■ **DO THIS**:
Determine how many lines in these records hold "ухода". Only the number is wanted.

■ **Figure content listings**:
• • •

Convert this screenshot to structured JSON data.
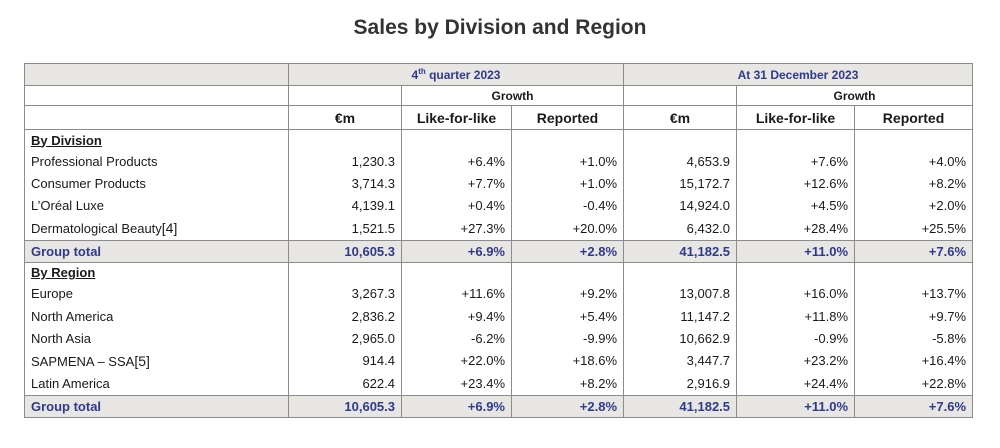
{
  "title": "Sales by Division and Region",
  "header": {
    "period1_prefix": "4",
    "period1_sup": "th",
    "period1_suffix": " quarter 2023",
    "period2": "At 31 December 2023",
    "growth": "Growth",
    "col_eur": "€m",
    "col_lfl": "Like-for-like",
    "col_reported": "Reported"
  },
  "division": {
    "heading": "By Division",
    "rows": [
      {
        "label": "Professional Products",
        "fn": "",
        "q_eur": "1,230.3",
        "q_lfl": "+6.4%",
        "q_rep": "+1.0%",
        "y_eur": "4,653.9",
        "y_lfl": "+7.6%",
        "y_rep": "+4.0%"
      },
      {
        "label": "Consumer Products",
        "fn": "",
        "q_eur": "3,714.3",
        "q_lfl": "+7.7%",
        "q_rep": "+1.0%",
        "y_eur": "15,172.7",
        "y_lfl": "+12.6%",
        "y_rep": "+8.2%"
      },
      {
        "label": "L’Oréal Luxe",
        "fn": "",
        "q_eur": "4,139.1",
        "q_lfl": "+0.4%",
        "q_rep": "-0.4%",
        "y_eur": "14,924.0",
        "y_lfl": "+4.5%",
        "y_rep": "+2.0%"
      },
      {
        "label": "Dermatological Beauty",
        "fn": "[4]",
        "q_eur": "1,521.5",
        "q_lfl": "+27.3%",
        "q_rep": "+20.0%",
        "y_eur": "6,432.0",
        "y_lfl": "+28.4%",
        "y_rep": "+25.5%"
      }
    ],
    "total": {
      "label": "Group total",
      "q_eur": "10,605.3",
      "q_lfl": "+6.9%",
      "q_rep": "+2.8%",
      "y_eur": "41,182.5",
      "y_lfl": "+11.0%",
      "y_rep": "+7.6%"
    }
  },
  "region": {
    "heading": "By Region",
    "rows": [
      {
        "label": "Europe",
        "fn": "",
        "q_eur": "3,267.3",
        "q_lfl": "+11.6%",
        "q_rep": "+9.2%",
        "y_eur": "13,007.8",
        "y_lfl": "+16.0%",
        "y_rep": "+13.7%"
      },
      {
        "label": "North America",
        "fn": "",
        "q_eur": "2,836.2",
        "q_lfl": "+9.4%",
        "q_rep": "+5.4%",
        "y_eur": "11,147.2",
        "y_lfl": "+11.8%",
        "y_rep": "+9.7%"
      },
      {
        "label": "North Asia",
        "fn": "",
        "q_eur": "2,965.0",
        "q_lfl": "-6.2%",
        "q_rep": "-9.9%",
        "y_eur": "10,662.9",
        "y_lfl": "-0.9%",
        "y_rep": "-5.8%"
      },
      {
        "label": "SAPMENA – SSA",
        "fn": "[5]",
        "q_eur": "914.4",
        "q_lfl": "+22.0%",
        "q_rep": "+18.6%",
        "y_eur": "3,447.7",
        "y_lfl": "+23.2%",
        "y_rep": "+16.4%"
      },
      {
        "label": "Latin America",
        "fn": "",
        "q_eur": "622.4",
        "q_lfl": "+23.4%",
        "q_rep": "+8.2%",
        "y_eur": "2,916.9",
        "y_lfl": "+24.4%",
        "y_rep": "+22.8%"
      }
    ],
    "total": {
      "label": "Group total",
      "q_eur": "10,605.3",
      "q_lfl": "+6.9%",
      "q_rep": "+2.8%",
      "y_eur": "41,182.5",
      "y_lfl": "+11.0%",
      "y_rep": "+7.6%"
    }
  }
}
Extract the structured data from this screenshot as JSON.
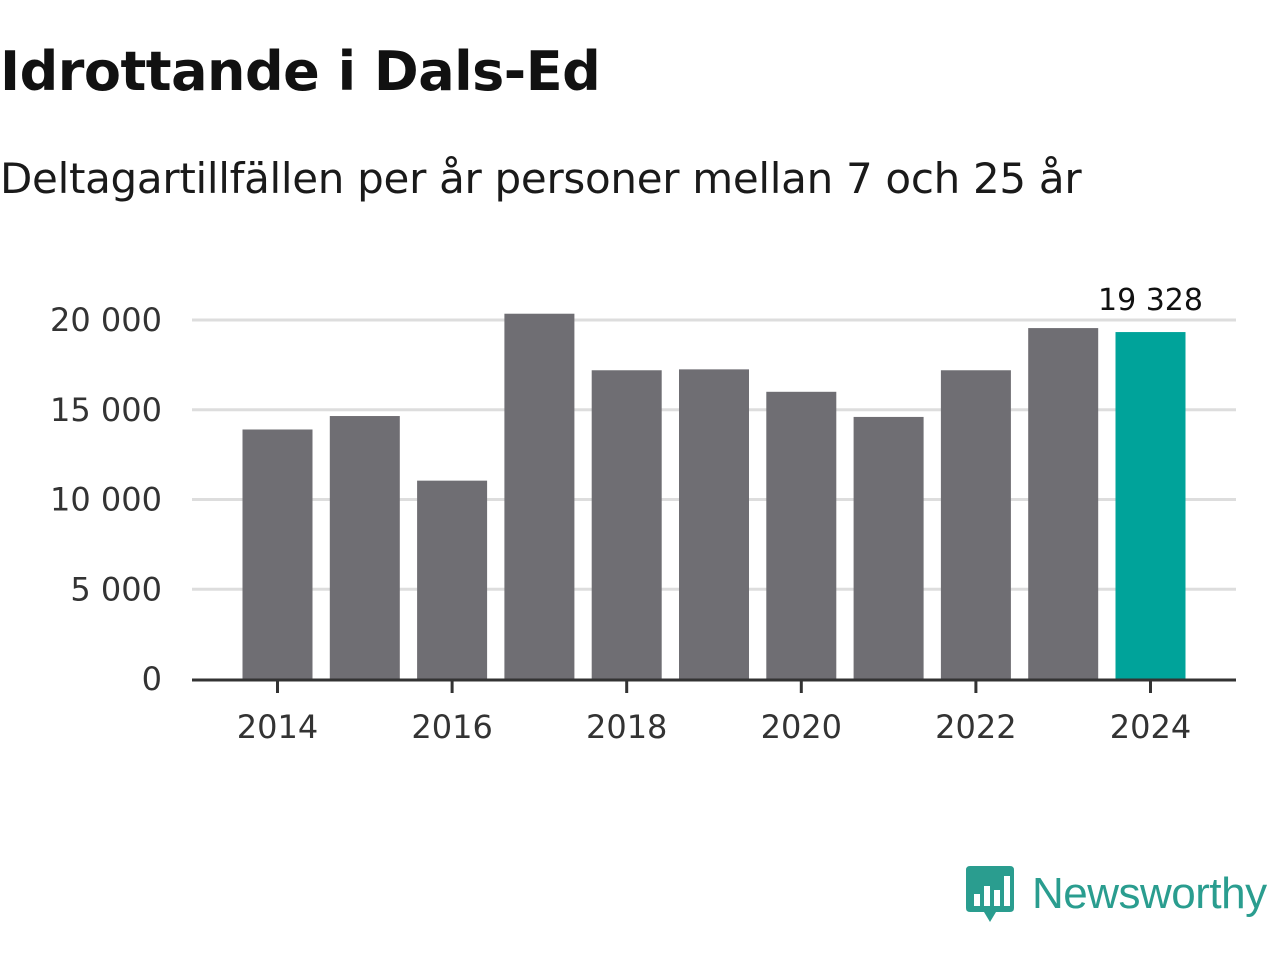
{
  "chart_data": {
    "type": "bar",
    "title": "Idrottande i Dals-Ed",
    "subtitle": "Deltagartillfällen per år personer mellan 7 och 25 år",
    "categories": [
      "2014",
      "2015",
      "2016",
      "2017",
      "2018",
      "2019",
      "2020",
      "2021",
      "2022",
      "2023",
      "2024"
    ],
    "values": [
      13900,
      14650,
      11050,
      20350,
      17200,
      17250,
      16000,
      14600,
      17200,
      19550,
      19328
    ],
    "x_tick_labels": [
      "2014",
      "2016",
      "2018",
      "2020",
      "2022",
      "2024"
    ],
    "y_ticks": [
      0,
      5000,
      10000,
      15000,
      20000
    ],
    "y_tick_labels": [
      "0",
      "5 000",
      "10 000",
      "15 000",
      "20 000"
    ],
    "ylim": [
      0,
      20000
    ],
    "highlight_index": 10,
    "highlight_label": "19 328",
    "xlabel": "",
    "ylabel": "",
    "grid": true,
    "colors": {
      "bar": "#6f6e73",
      "highlight": "#00a39a",
      "grid": "#dddddd",
      "axis": "#333333"
    }
  },
  "brand": {
    "name": "Newsworthy",
    "color": "#2a9d8f"
  }
}
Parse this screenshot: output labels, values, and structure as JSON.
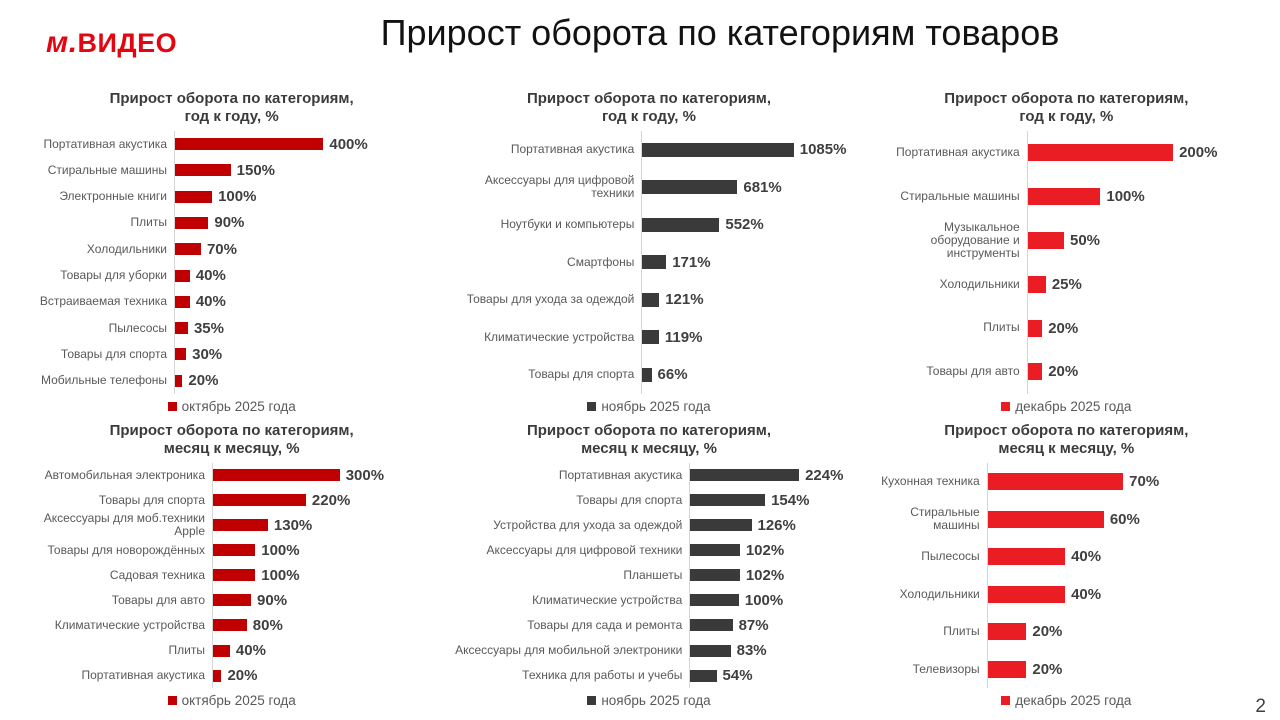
{
  "header": {
    "logo_prefix": "м.",
    "logo_suffix": "ВИДЕО",
    "title": "Прирост оборота по категориям товаров",
    "page_number": "2"
  },
  "colors": {
    "october_red": "#c00000",
    "november_dark": "#3a3a3a",
    "december_red": "#ea1d25",
    "logo_red": "#e30611",
    "axis_gray": "#d6d6d6"
  },
  "chart_data": [
    {
      "type": "bar",
      "orientation": "horizontal",
      "title_line1": "Прирост оборота по категориям,",
      "title_line2": "год к году, %",
      "legend": "октябрь 2025 года",
      "legend_position": "bottom",
      "bar_color": "#c00000",
      "categories": [
        "Портативная акустика",
        "Стиральные машины",
        "Электронные книги",
        "Плиты",
        "Холодильники",
        "Товары для уборки",
        "Встраиваемая техника",
        "Пылесосы",
        "Товары для спорта",
        "Мобильные телефоны"
      ],
      "values": [
        400,
        150,
        100,
        90,
        70,
        40,
        40,
        35,
        30,
        20
      ],
      "value_labels": [
        "400%",
        "150%",
        "100%",
        "90%",
        "70%",
        "40%",
        "40%",
        "35%",
        "30%",
        "20%"
      ]
    },
    {
      "type": "bar",
      "orientation": "horizontal",
      "title_line1": "Прирост оборота по категориям,",
      "title_line2": "год к году, %",
      "legend": "ноябрь 2025 года",
      "legend_position": "bottom",
      "bar_color": "#3a3a3a",
      "categories": [
        "Портативная акустика",
        "Аксессуары для цифровой техники",
        "Ноутбуки и компьютеры",
        "Смартфоны",
        "Товары для ухода за одеждой",
        "Климатические устройства",
        "Товары для спорта"
      ],
      "values": [
        1085,
        681,
        552,
        171,
        121,
        119,
        66
      ],
      "value_labels": [
        "1085%",
        "681%",
        "552%",
        "171%",
        "121%",
        "119%",
        "66%"
      ]
    },
    {
      "type": "bar",
      "orientation": "horizontal",
      "title_line1": "Прирост оборота по категориям,",
      "title_line2": "год к году, %",
      "legend": "декабрь 2025 года",
      "legend_position": "bottom",
      "bar_color": "#ea1d25",
      "categories": [
        "Портативная акустика",
        "Стиральные машины",
        "Музыкальное оборудование и инструменты",
        "Холодильники",
        "Плиты",
        "Товары для авто"
      ],
      "values": [
        200,
        100,
        50,
        25,
        20,
        20
      ],
      "value_labels": [
        "200%",
        "100%",
        "50%",
        "25%",
        "20%",
        "20%"
      ]
    },
    {
      "type": "bar",
      "orientation": "horizontal",
      "title_line1": "Прирост оборота по категориям,",
      "title_line2": "месяц к месяцу, %",
      "legend": "октябрь 2025 года",
      "legend_position": "bottom",
      "bar_color": "#c00000",
      "categories": [
        "Автомобильная электроника",
        "Товары для спорта",
        "Аксессуары для моб.техники Apple",
        "Товары для новорождённых",
        "Садовая техника",
        "Товары для авто",
        "Климатические устройства",
        "Плиты",
        "Портативная акустика"
      ],
      "values": [
        300,
        220,
        130,
        100,
        100,
        90,
        80,
        40,
        20
      ],
      "value_labels": [
        "300%",
        "220%",
        "130%",
        "100%",
        "100%",
        "90%",
        "80%",
        "40%",
        "20%"
      ]
    },
    {
      "type": "bar",
      "orientation": "horizontal",
      "title_line1": "Прирост оборота по категориям,",
      "title_line2": "месяц к месяцу, %",
      "legend": "ноябрь 2025 года",
      "legend_position": "bottom",
      "bar_color": "#3a3a3a",
      "categories": [
        "Портативная акустика",
        "Товары для спорта",
        "Устройства для ухода за одеждой",
        "Аксессуары для цифровой техники",
        "Планшеты",
        "Климатические устройства",
        "Товары для сада и ремонта",
        "Аксессуары для мобильной электроники",
        "Техника для работы и учебы"
      ],
      "values": [
        224,
        154,
        126,
        102,
        102,
        100,
        87,
        83,
        54
      ],
      "value_labels": [
        "224%",
        "154%",
        "126%",
        "102%",
        "102%",
        "100%",
        "87%",
        "83%",
        "54%"
      ]
    },
    {
      "type": "bar",
      "orientation": "horizontal",
      "title_line1": "Прирост оборота по категориям,",
      "title_line2": "месяц к месяцу, %",
      "legend": "декабрь 2025 года",
      "legend_position": "bottom",
      "bar_color": "#ea1d25",
      "categories": [
        "Кухонная техника",
        "Стиральные машины",
        "Пылесосы",
        "Холодильники",
        "Плиты",
        "Телевизоры"
      ],
      "values": [
        70,
        60,
        40,
        40,
        20,
        20
      ],
      "value_labels": [
        "70%",
        "60%",
        "40%",
        "40%",
        "20%",
        "20%"
      ]
    }
  ]
}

• • •

■ **CORRECT RESPONSE**:
2